**Requirement**
Extract the final stretch of the data: the line that contains "What text is on this page?" and every line after it, unaltered, and no other lines.

BEGIN Given records

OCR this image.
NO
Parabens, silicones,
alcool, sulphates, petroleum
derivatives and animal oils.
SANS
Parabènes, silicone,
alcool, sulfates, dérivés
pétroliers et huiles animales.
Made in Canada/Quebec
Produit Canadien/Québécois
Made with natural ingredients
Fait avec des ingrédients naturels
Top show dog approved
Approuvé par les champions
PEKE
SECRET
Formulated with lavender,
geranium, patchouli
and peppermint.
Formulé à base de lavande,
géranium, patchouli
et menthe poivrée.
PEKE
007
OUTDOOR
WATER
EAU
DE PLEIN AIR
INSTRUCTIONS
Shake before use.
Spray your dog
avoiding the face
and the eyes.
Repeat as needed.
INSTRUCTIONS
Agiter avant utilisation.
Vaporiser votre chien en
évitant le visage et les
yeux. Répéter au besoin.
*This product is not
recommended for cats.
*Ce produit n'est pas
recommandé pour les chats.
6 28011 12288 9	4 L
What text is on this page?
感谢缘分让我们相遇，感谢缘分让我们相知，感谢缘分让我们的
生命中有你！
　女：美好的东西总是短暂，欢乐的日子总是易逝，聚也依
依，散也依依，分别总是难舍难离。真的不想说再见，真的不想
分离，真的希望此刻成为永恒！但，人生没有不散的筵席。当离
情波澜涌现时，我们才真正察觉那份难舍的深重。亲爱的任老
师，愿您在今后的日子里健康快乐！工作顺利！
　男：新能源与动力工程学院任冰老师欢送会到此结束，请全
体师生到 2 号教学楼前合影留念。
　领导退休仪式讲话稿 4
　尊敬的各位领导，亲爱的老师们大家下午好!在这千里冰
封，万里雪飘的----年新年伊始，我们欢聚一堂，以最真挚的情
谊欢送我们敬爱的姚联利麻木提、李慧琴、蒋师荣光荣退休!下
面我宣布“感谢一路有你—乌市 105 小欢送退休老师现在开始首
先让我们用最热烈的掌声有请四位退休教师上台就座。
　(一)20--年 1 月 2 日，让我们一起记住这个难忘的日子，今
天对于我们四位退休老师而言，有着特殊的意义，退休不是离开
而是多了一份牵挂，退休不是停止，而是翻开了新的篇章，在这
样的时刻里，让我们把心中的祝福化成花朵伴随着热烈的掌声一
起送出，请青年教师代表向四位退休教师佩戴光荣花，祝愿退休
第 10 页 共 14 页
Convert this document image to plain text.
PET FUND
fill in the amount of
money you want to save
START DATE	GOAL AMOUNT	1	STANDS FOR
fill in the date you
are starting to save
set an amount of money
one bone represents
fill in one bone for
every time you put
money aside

END Given records

**Solution for this problem**
What text is on this page?
感谢缘分让我们相遇，感谢缘分让我们相知，感谢缘分让我们的
生命中有你！
　女：美好的东西总是短暂，欢乐的日子总是易逝，聚也依
依，散也依依，分别总是难舍难离。真的不想说再见，真的不想
分离，真的希望此刻成为永恒！但，人生没有不散的筵席。当离
情波澜涌现时，我们才真正察觉那份难舍的深重。亲爱的任老
师，愿您在今后的日子里健康快乐！工作顺利！
　男：新能源与动力工程学院任冰老师欢送会到此结束，请全
体师生到 2 号教学楼前合影留念。
　领导退休仪式讲话稿 4
　尊敬的各位领导，亲爱的老师们大家下午好!在这千里冰
封，万里雪飘的----年新年伊始，我们欢聚一堂，以最真挚的情
谊欢送我们敬爱的姚联利麻木提、李慧琴、蒋师荣光荣退休!下
面我宣布“感谢一路有你—乌市 105 小欢送退休老师现在开始首
先让我们用最热烈的掌声有请四位退休教师上台就座。
　(一)20--年 1 月 2 日，让我们一起记住这个难忘的日子，今
天对于我们四位退休老师而言，有着特殊的意义，退休不是离开
而是多了一份牵挂，退休不是停止，而是翻开了新的篇章，在这
样的时刻里，让我们把心中的祝福化成花朵伴随着热烈的掌声一
起送出，请青年教师代表向四位退休教师佩戴光荣花，祝愿退休
第 10 页 共 14 页
Convert this document image to plain text.
PET FUND
fill in the amount of
money you want to save
START DATE	GOAL AMOUNT	1	STANDS FOR
fill in the date you
are starting to save
set an amount of money
one bone represents
fill in one bone for
every time you put
money aside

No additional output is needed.